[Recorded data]

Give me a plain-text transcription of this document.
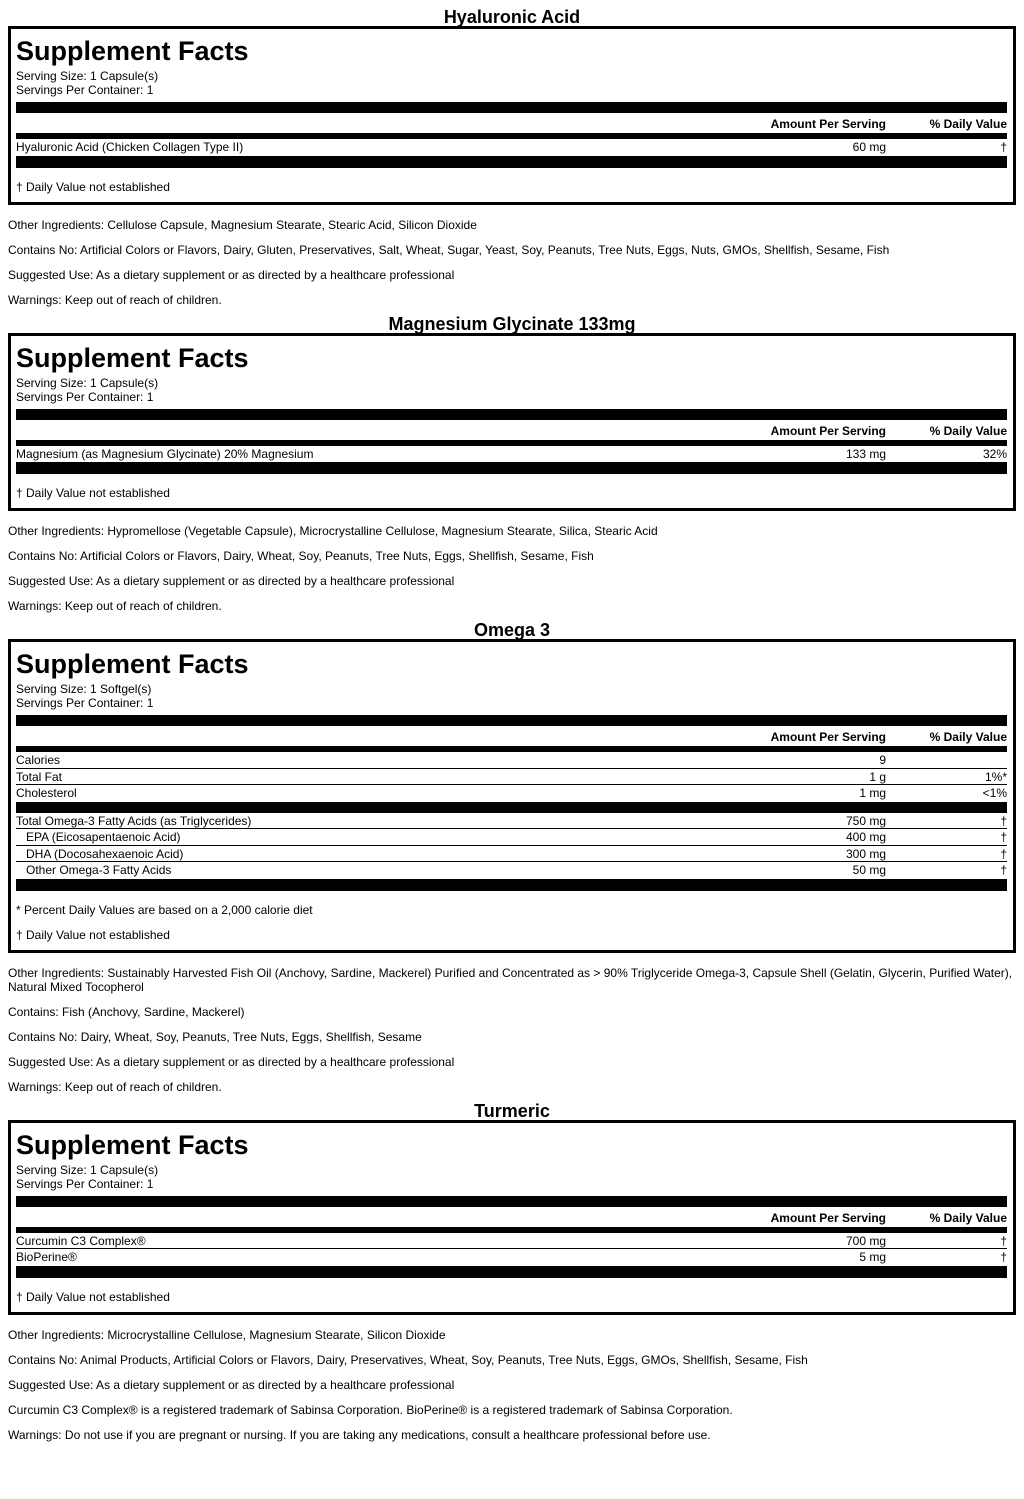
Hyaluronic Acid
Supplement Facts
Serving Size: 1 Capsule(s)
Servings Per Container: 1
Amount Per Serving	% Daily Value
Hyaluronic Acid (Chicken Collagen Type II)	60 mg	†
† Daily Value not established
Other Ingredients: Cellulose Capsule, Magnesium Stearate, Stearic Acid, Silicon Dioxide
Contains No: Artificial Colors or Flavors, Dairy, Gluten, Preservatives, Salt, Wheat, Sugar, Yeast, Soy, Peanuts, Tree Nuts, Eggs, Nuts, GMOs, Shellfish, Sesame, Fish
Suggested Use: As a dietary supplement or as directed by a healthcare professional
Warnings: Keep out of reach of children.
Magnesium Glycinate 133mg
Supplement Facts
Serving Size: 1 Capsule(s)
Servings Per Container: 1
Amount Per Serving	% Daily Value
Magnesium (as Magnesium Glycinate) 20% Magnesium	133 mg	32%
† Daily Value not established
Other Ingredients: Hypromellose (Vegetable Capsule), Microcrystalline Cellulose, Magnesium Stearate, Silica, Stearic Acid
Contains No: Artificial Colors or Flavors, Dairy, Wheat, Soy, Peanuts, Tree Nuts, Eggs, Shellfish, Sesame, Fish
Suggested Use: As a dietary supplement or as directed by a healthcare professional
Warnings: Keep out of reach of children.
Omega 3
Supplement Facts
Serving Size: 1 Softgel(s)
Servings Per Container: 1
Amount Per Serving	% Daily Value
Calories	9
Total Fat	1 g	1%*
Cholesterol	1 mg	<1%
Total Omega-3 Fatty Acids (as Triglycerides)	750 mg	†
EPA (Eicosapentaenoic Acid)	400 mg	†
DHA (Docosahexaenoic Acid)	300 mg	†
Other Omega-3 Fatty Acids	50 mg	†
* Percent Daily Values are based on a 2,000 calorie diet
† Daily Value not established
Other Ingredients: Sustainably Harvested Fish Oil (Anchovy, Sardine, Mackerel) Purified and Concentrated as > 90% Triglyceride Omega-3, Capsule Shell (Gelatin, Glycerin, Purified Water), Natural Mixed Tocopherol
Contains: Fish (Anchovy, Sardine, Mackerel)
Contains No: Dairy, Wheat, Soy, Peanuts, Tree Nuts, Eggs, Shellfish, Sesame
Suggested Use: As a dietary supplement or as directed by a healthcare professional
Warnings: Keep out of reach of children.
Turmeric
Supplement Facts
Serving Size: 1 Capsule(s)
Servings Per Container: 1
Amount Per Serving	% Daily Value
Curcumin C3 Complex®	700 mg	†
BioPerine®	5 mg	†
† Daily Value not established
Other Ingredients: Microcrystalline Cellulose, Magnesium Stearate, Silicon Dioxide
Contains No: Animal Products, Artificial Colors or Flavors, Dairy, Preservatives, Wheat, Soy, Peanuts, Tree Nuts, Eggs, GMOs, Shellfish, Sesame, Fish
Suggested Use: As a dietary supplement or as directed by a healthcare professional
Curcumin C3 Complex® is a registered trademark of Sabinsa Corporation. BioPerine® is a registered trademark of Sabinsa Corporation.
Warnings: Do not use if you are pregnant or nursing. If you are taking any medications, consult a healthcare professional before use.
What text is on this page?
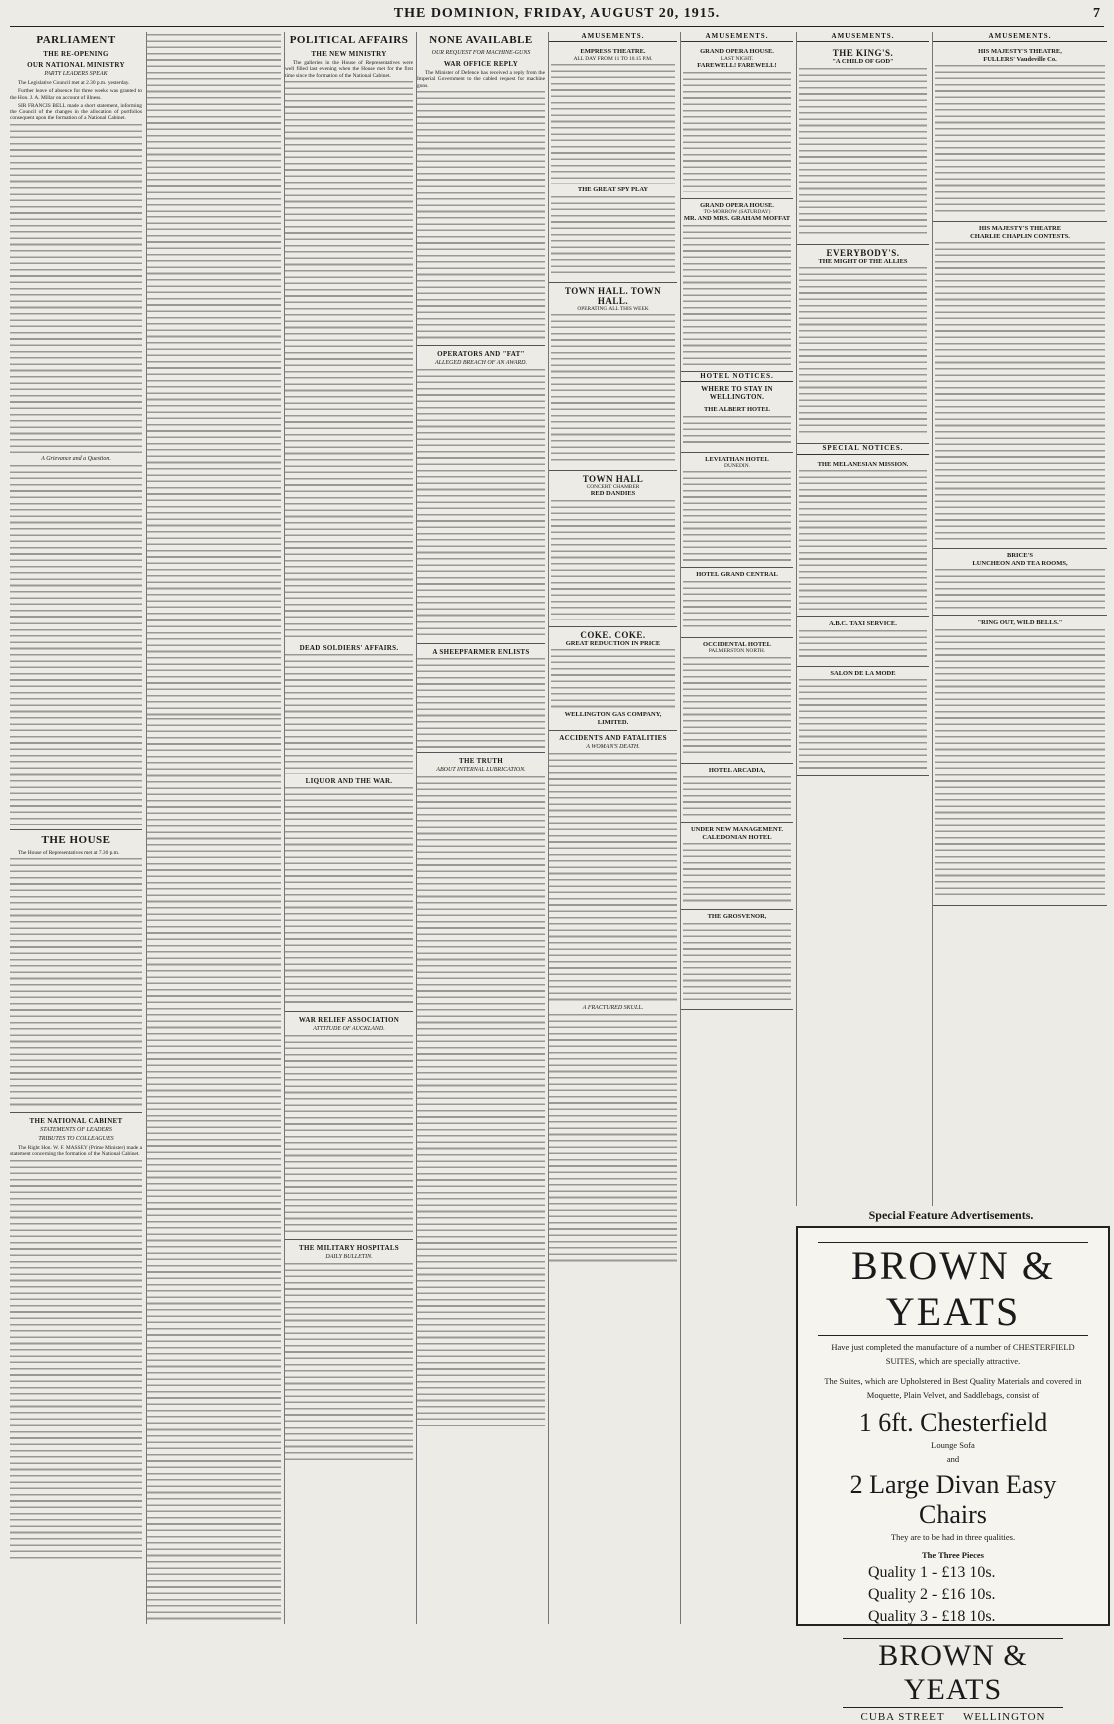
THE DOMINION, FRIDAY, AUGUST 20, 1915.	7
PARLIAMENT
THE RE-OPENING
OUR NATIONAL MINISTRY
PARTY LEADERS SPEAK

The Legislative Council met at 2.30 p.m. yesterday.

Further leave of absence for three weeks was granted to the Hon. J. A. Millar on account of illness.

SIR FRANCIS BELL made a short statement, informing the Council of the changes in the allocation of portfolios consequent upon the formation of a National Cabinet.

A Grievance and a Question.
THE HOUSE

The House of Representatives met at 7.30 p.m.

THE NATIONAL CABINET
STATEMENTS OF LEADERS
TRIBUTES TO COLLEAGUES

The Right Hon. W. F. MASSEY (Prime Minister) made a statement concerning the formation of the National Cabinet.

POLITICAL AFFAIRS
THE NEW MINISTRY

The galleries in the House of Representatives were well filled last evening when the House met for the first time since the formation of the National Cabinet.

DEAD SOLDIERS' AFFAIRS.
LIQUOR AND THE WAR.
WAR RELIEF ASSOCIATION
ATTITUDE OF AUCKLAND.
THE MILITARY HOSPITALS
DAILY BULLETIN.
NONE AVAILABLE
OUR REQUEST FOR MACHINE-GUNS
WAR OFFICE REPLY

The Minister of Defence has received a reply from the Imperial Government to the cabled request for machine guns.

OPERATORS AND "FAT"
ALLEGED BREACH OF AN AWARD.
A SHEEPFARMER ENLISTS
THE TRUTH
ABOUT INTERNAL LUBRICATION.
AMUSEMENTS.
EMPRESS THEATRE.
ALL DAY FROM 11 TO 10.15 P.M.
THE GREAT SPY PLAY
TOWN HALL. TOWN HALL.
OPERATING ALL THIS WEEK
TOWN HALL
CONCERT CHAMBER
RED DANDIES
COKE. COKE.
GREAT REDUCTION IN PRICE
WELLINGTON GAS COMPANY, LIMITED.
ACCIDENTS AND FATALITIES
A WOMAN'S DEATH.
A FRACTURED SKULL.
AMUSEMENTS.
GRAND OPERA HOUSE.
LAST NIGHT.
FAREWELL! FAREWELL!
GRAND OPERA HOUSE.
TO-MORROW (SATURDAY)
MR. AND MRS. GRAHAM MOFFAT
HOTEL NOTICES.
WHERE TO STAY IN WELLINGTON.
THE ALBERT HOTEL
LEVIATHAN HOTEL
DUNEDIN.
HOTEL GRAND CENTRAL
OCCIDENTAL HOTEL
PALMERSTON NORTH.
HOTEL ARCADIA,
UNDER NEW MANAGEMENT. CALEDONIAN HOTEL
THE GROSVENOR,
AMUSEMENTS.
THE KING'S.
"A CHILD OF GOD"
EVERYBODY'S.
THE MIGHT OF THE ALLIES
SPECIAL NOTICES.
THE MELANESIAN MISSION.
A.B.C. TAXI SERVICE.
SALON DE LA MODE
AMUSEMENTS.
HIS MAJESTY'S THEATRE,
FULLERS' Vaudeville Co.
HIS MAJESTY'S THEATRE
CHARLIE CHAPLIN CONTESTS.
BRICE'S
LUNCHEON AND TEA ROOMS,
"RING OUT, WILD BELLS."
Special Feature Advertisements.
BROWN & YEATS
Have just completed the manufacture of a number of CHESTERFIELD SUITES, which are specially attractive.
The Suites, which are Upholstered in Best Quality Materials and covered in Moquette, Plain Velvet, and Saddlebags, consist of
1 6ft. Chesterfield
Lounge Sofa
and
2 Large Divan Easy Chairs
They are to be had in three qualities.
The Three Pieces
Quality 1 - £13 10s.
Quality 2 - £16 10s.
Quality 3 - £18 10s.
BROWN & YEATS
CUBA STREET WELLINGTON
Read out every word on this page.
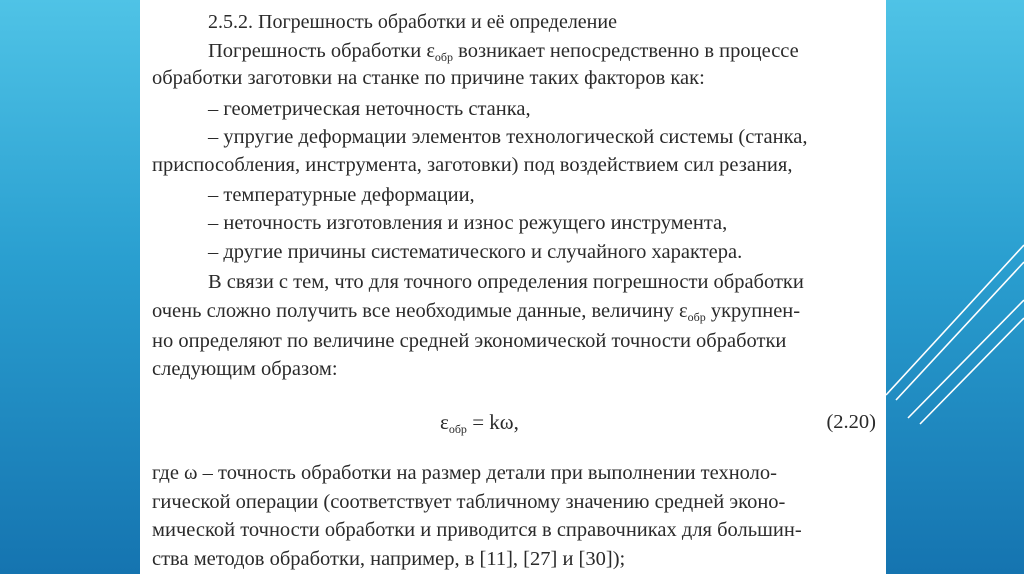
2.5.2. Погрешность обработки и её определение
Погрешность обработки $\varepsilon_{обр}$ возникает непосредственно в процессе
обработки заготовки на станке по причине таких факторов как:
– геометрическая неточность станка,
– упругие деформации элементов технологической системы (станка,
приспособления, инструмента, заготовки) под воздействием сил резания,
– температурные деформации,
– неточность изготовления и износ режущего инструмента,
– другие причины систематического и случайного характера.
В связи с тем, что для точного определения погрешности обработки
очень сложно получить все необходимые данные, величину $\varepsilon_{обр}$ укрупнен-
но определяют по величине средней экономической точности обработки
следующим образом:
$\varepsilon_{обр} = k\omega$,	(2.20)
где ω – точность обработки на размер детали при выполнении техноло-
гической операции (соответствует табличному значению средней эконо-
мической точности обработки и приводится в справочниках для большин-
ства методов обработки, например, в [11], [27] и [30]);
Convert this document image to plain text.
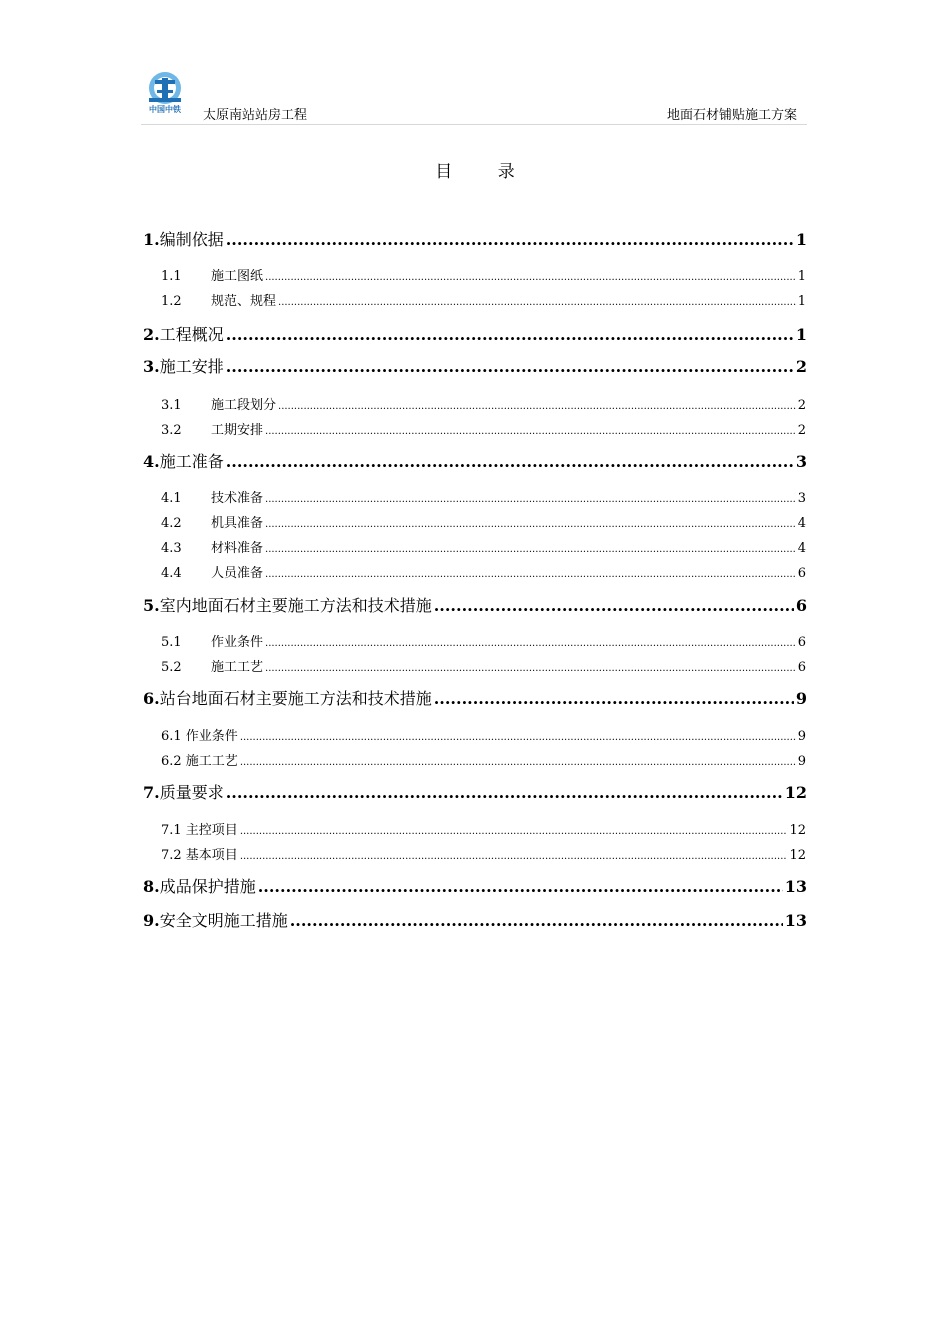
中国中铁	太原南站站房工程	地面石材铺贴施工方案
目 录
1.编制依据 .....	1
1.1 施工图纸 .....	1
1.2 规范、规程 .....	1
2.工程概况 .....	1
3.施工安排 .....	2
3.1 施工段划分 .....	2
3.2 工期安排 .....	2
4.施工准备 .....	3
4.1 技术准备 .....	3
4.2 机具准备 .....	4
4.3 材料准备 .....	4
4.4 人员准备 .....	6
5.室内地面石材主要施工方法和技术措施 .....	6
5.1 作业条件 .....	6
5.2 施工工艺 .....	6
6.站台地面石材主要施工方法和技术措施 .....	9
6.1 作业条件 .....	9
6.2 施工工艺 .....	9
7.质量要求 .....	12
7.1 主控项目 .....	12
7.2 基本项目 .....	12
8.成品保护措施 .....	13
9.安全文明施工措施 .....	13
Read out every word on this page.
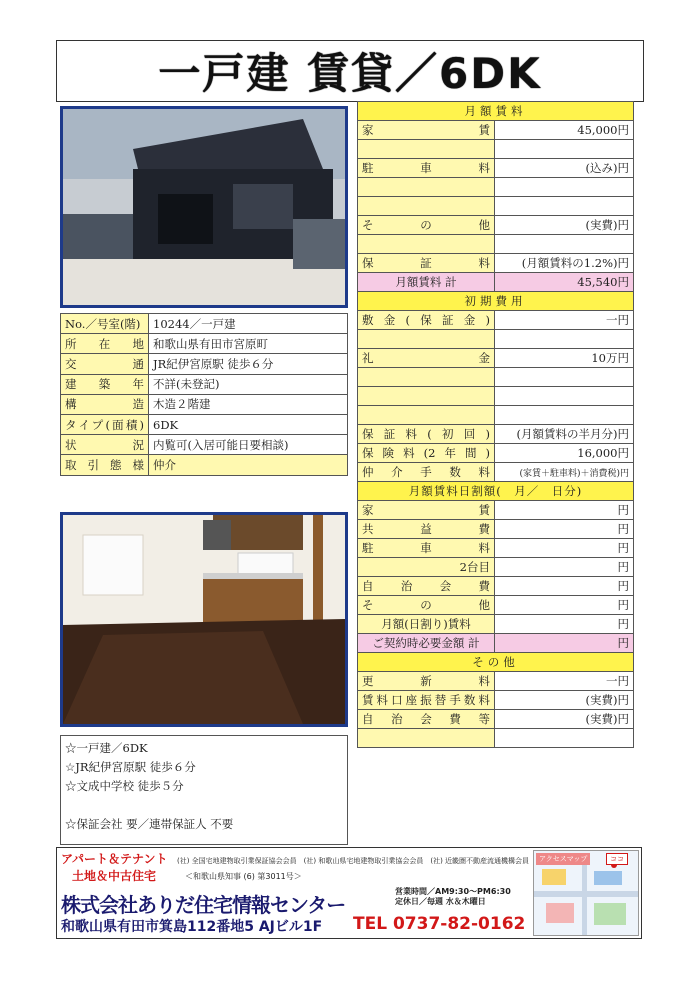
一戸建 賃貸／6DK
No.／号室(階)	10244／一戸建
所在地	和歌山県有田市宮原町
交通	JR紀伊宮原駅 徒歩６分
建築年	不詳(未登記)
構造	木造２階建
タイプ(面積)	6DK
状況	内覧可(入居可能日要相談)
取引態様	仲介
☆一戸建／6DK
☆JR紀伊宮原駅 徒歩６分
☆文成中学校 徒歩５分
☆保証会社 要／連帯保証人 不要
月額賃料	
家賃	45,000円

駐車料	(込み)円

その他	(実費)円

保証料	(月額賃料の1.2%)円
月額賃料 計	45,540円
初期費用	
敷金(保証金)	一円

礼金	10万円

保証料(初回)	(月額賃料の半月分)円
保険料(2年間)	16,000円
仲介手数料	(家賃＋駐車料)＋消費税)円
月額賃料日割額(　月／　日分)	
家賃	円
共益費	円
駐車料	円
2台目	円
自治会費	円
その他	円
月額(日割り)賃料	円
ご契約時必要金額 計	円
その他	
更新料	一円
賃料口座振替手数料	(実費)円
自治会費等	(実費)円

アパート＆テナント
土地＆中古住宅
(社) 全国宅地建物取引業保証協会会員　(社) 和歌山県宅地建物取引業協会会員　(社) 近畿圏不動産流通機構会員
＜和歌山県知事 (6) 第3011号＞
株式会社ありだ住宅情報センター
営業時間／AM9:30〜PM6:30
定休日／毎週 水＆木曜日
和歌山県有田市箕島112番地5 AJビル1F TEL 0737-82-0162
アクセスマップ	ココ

[Exercise directions]
Report only the number of lines that hold the word "деформации".

[Task result]
2